Please count the lines in the listing below where the word "heading" appears. Give the number only.

Dataset excerpts:
══════
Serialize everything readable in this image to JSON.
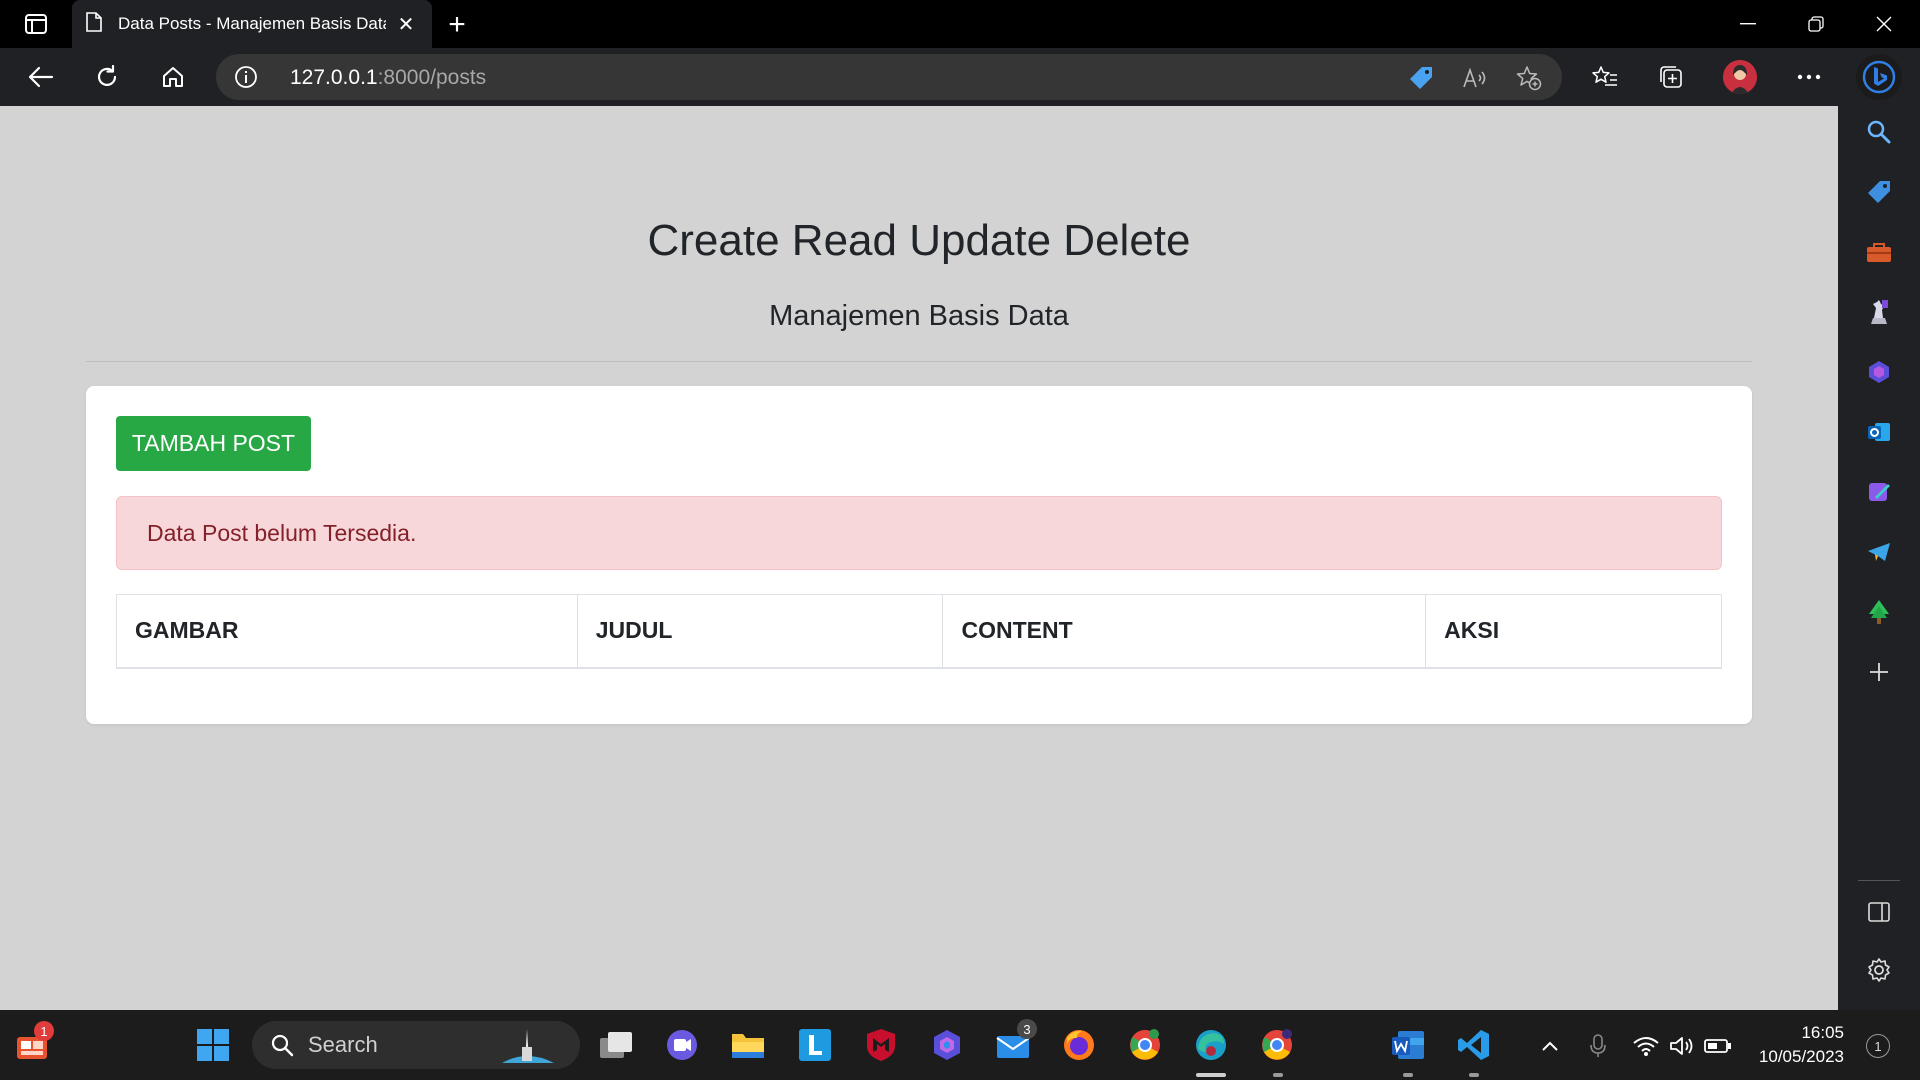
{
  "browser": {
    "tab_title": "Data Posts - Manajemen Basis Data",
    "url_host": "127.0.0.1",
    "url_path": ":8000/posts"
  },
  "page": {
    "title": "Create Read Update Delete",
    "subtitle": "Manajemen Basis Data",
    "add_button": "TAMBAH POST",
    "alert": "Data Post belum Tersedia.",
    "table_headers": [
      "GAMBAR",
      "JUDUL",
      "CONTENT",
      "AKSI"
    ]
  },
  "sidebar": {
    "items": [
      "search-icon",
      "shopping-tag-icon",
      "tools-icon",
      "games-icon",
      "copilot-icon",
      "outlook-icon",
      "drop-icon",
      "telegram-icon",
      "tree-icon",
      "add-icon"
    ]
  },
  "taskbar": {
    "search_label": "Search",
    "widgets_badge": "1",
    "mail_badge": "3",
    "time": "16:05",
    "date": "10/05/2023",
    "notification_count": "1"
  },
  "colors": {
    "success": "#28a745",
    "alert_bg": "#f8d7da",
    "alert_text": "#842029",
    "page_bg": "#d3d3d3"
  }
}
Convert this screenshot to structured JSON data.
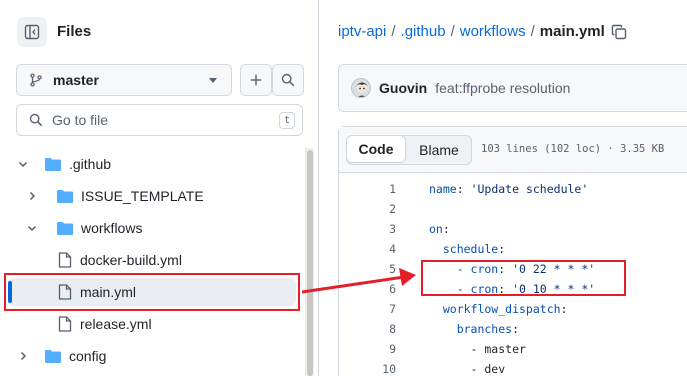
{
  "sidebar": {
    "title": "Files",
    "branch": "master",
    "goto_placeholder": "Go to file",
    "goto_shortcut": "t",
    "tree": [
      {
        "label": ".github",
        "type": "folder",
        "expanded": true
      },
      {
        "label": "ISSUE_TEMPLATE",
        "type": "folder",
        "expanded": false
      },
      {
        "label": "workflows",
        "type": "folder",
        "expanded": true
      },
      {
        "label": "docker-build.yml",
        "type": "file"
      },
      {
        "label": "main.yml",
        "type": "file",
        "active": true
      },
      {
        "label": "release.yml",
        "type": "file"
      },
      {
        "label": "config",
        "type": "folder",
        "expanded": false
      }
    ]
  },
  "breadcrumb": {
    "repo": "iptv-api",
    "sep": "/",
    "dir1": ".github",
    "dir2": "workflows",
    "current": "main.yml"
  },
  "commit": {
    "author": "Guovin",
    "message": "feat:ffprobe resolution"
  },
  "code_view": {
    "tab_code": "Code",
    "tab_blame": "Blame",
    "meta": "103 lines (102 loc) · 3.35 KB",
    "lines": [
      {
        "n": "1",
        "key": "name",
        "colon": ": ",
        "val": "'Update schedule'"
      },
      {
        "n": "2",
        "key": "",
        "colon": "",
        "val": ""
      },
      {
        "n": "3",
        "key": "on",
        "colon": ":",
        "val": ""
      },
      {
        "n": "4",
        "key": "  schedule",
        "colon": ":",
        "val": ""
      },
      {
        "n": "5",
        "key": "    - cron",
        "colon": ": ",
        "val": "'0 22 * * *'"
      },
      {
        "n": "6",
        "key": "    - cron",
        "colon": ": ",
        "val": "'0 10 * * *'"
      },
      {
        "n": "7",
        "key": "  workflow_dispatch",
        "colon": ":",
        "val": ""
      },
      {
        "n": "8",
        "key": "    branches",
        "colon": ":",
        "val": ""
      },
      {
        "n": "9",
        "key": "      - master",
        "colon": "",
        "val": ""
      },
      {
        "n": "10",
        "key": "      - dev",
        "colon": "",
        "val": ""
      }
    ]
  },
  "colors": {
    "link": "#0969da",
    "annotation": "#e3202a",
    "folder": "#54aeff"
  },
  "icons": {
    "panel": "sidebar-collapse-icon",
    "branch": "git-branch-icon",
    "add": "plus-icon",
    "search": "search-icon",
    "folder": "folder-icon",
    "file": "file-icon",
    "copy": "copy-icon",
    "chevron_down": "chevron-down-icon",
    "chevron_right": "chevron-right-icon"
  }
}
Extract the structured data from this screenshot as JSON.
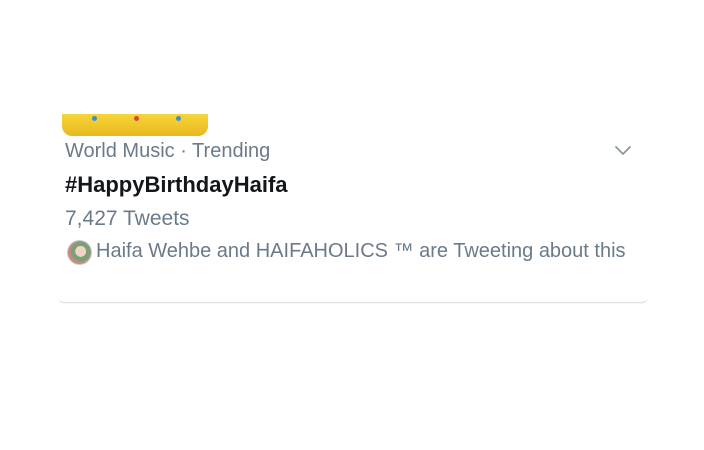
{
  "trend": {
    "context": "World Music · Trending",
    "hashtag": "#HappyBirthdayHaifa",
    "tweet_count": "7,427 Tweets",
    "social_proof": "Haifa Wehbe and HAIFAHOLICS ™ are Tweeting about this"
  },
  "icons": {
    "banner": "crown-banner-image",
    "caret": "chevron-down-icon",
    "avatar": "user-avatar"
  },
  "colors": {
    "meta_text": "#6b7a8a",
    "hashtag_text": "#14171a",
    "crown_gold": "#f0c62e",
    "crown_gem_blue": "#3b8fd6",
    "crown_gem_red": "#d8453a"
  }
}
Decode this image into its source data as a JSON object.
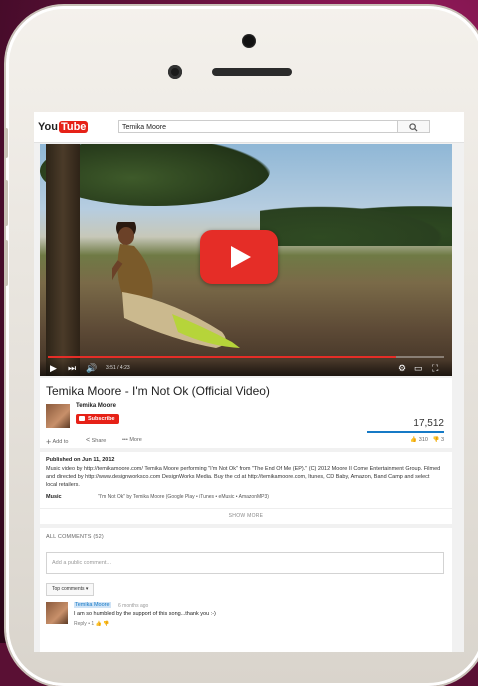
{
  "youtube": {
    "logo_you": "You",
    "logo_tube": "Tube",
    "search_query": "Temika Moore"
  },
  "player": {
    "time": "3:51 / 4:23",
    "progress_fraction": 0.88
  },
  "video": {
    "title": "Temika Moore - I'm Not Ok (Official Video)",
    "channel": "Temika Moore",
    "subscribe_label": "Subscribe",
    "views": "17,512",
    "add_to_label": "Add to",
    "share_label": "Share",
    "more_label": "More",
    "likes": "310",
    "dislikes": "3"
  },
  "description": {
    "published": "Published on Jun 11, 2012",
    "text": "Music video by http://temikamoore.com/ Temika Moore performing \"I'm Not Ok\" from \"The End Of Me (EP).\" (C) 2012 Moore II Come Entertainment Group. Filmed and directed by http://www.designworksco.com DesignWorks Media. Buy the cd at http://temikamoore.com, Itunes, CD Baby, Amazon, Band Camp and select local retailers.",
    "music_label": "Music",
    "music_value": "\"I'm Not Ok\" by Temika Moore (Google Play • iTunes • eMusic • AmazonMP3)",
    "show_more": "SHOW MORE"
  },
  "comments": {
    "header": "ALL COMMENTS (52)",
    "input_placeholder": "Add a public comment...",
    "sort_label": "Top comments",
    "items": [
      {
        "author": "Temika Moore",
        "age": "6 months ago",
        "text": "I am so humbled by the support of this song...thank you :-)",
        "reply_label": "Reply",
        "likes": "1"
      }
    ]
  },
  "colors": {
    "youtube_red": "#e52d27",
    "link_blue": "#167ac6"
  }
}
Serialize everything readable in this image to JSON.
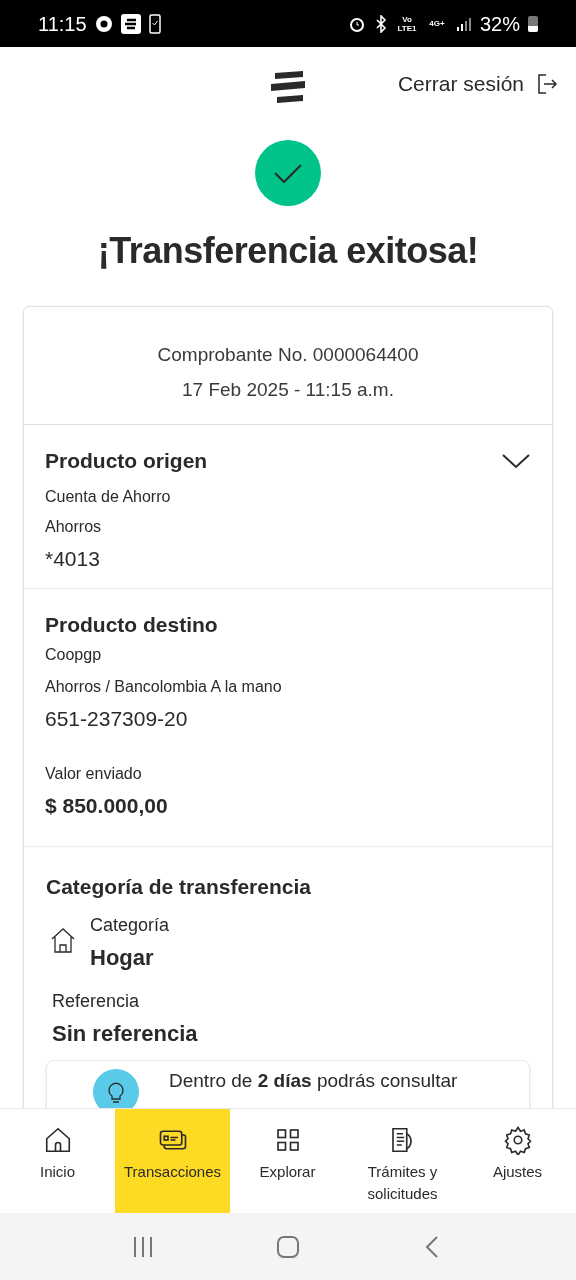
{
  "status_bar": {
    "time": "11:15",
    "network_labels": [
      "Vo LTE1",
      "4G+"
    ],
    "battery": "32%"
  },
  "header": {
    "logout": "Cerrar sesión"
  },
  "title": "¡Transferencia exitosa!",
  "receipt": {
    "number": "Comprobante No. 0000064400",
    "datetime": "17 Feb 2025 - 11:15 a.m."
  },
  "origin": {
    "heading": "Producto origen",
    "expanded": false,
    "lines": [
      "Cuenta de Ahorro",
      "Ahorros"
    ],
    "account": "*4013"
  },
  "destination": {
    "heading": "Producto destino",
    "lines": [
      "Coopgp",
      "Ahorros / Bancolombia A la mano"
    ],
    "account": "651-237309-20",
    "amount_label": "Valor enviado",
    "amount": "$ 850.000,00"
  },
  "category": {
    "heading": "Categoría de transferencia",
    "label": "Categoría",
    "value": "Hogar",
    "reference_label": "Referencia",
    "reference": "Sin referencia"
  },
  "tip": "Dentro de **2 días** podrás consultar",
  "nav": [
    {
      "label": "Inicio",
      "selected": false
    },
    {
      "label": "Transacciones",
      "selected": true
    },
    {
      "label": "Explorar",
      "selected": false
    },
    {
      "label": "Trámites y solicitudes",
      "selected": false
    },
    {
      "label": "Ajustes",
      "selected": false
    }
  ]
}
══════
[Solution to the exercise]
3